- _INSTRUCTIONS FOR THE TASK_
Give back the full listing verbatim, apart from its images.

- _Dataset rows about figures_
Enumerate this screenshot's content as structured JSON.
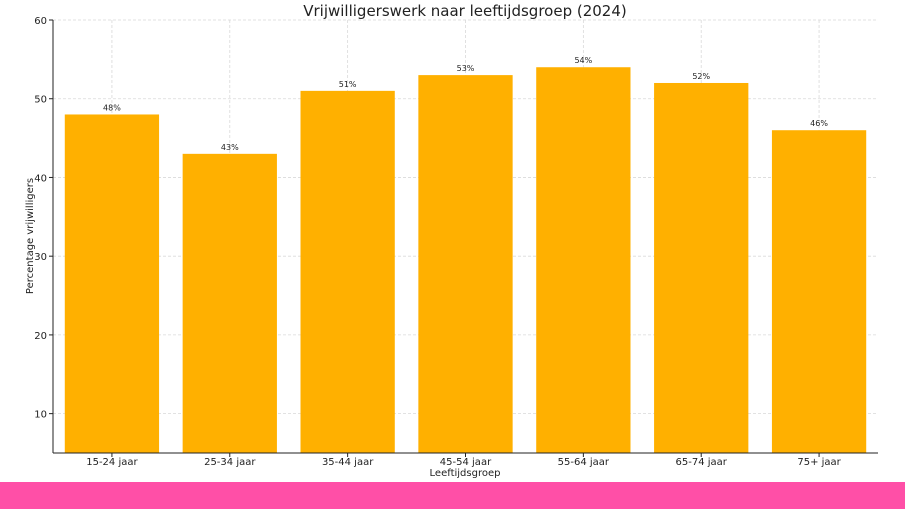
{
  "chart_data": {
    "type": "bar",
    "title": "Vrijwilligerswerk naar leeftijdsgroep (2024)",
    "xlabel": "Leeftijdsgroep",
    "ylabel": "Percentage vrijwilligers",
    "categories": [
      "15-24 jaar",
      "25-34 jaar",
      "35-44 jaar",
      "45-54 jaar",
      "55-64 jaar",
      "65-74 jaar",
      "75+ jaar"
    ],
    "values": [
      48,
      43,
      51,
      53,
      54,
      52,
      46
    ],
    "value_labels": [
      "48%",
      "43%",
      "51%",
      "53%",
      "54%",
      "52%",
      "46%"
    ],
    "ylim": [
      5,
      60
    ],
    "yticks": [
      10,
      20,
      30,
      40,
      50,
      60
    ],
    "grid": true,
    "bar_color": "#FFB000"
  },
  "footer": {
    "band_color": "#FF4FA7"
  }
}
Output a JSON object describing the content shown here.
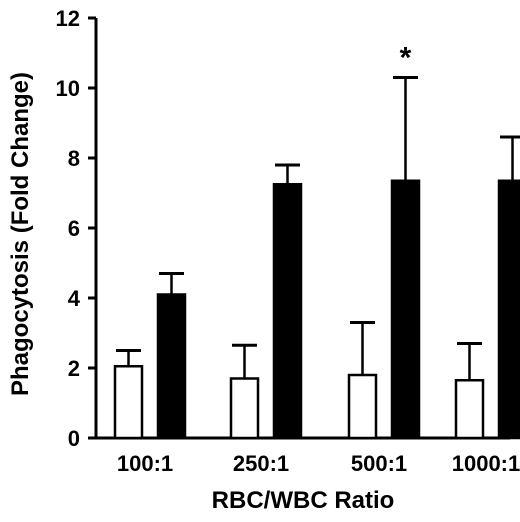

- _FINAL RESULT_
Enumerate this screenshot's content as structured JSON.
{
  "chart_data": {
    "type": "bar",
    "title": "Vrijwilligerswerk naar leeftijdsgroep (2024)",
    "xlabel": "Leeftijdsgroep",
    "ylabel": "Percentage vrijwilligers",
    "categories": [
      "15-24 jaar",
      "25-34 jaar",
      "35-44 jaar",
      "45-54 jaar",
      "55-64 jaar",
      "65-74 jaar",
      "75+ jaar"
    ],
    "values": [
      48,
      43,
      51,
      53,
      54,
      52,
      46
    ],
    "value_labels": [
      "48%",
      "43%",
      "51%",
      "53%",
      "54%",
      "52%",
      "46%"
    ],
    "ylim": [
      5,
      60
    ],
    "yticks": [
      10,
      20,
      30,
      40,
      50,
      60
    ],
    "grid": true,
    "bar_color": "#FFB000"
  },
  "footer": {
    "band_color": "#FF4FA7"
  }
}
Output a JSON object describing the content shown here.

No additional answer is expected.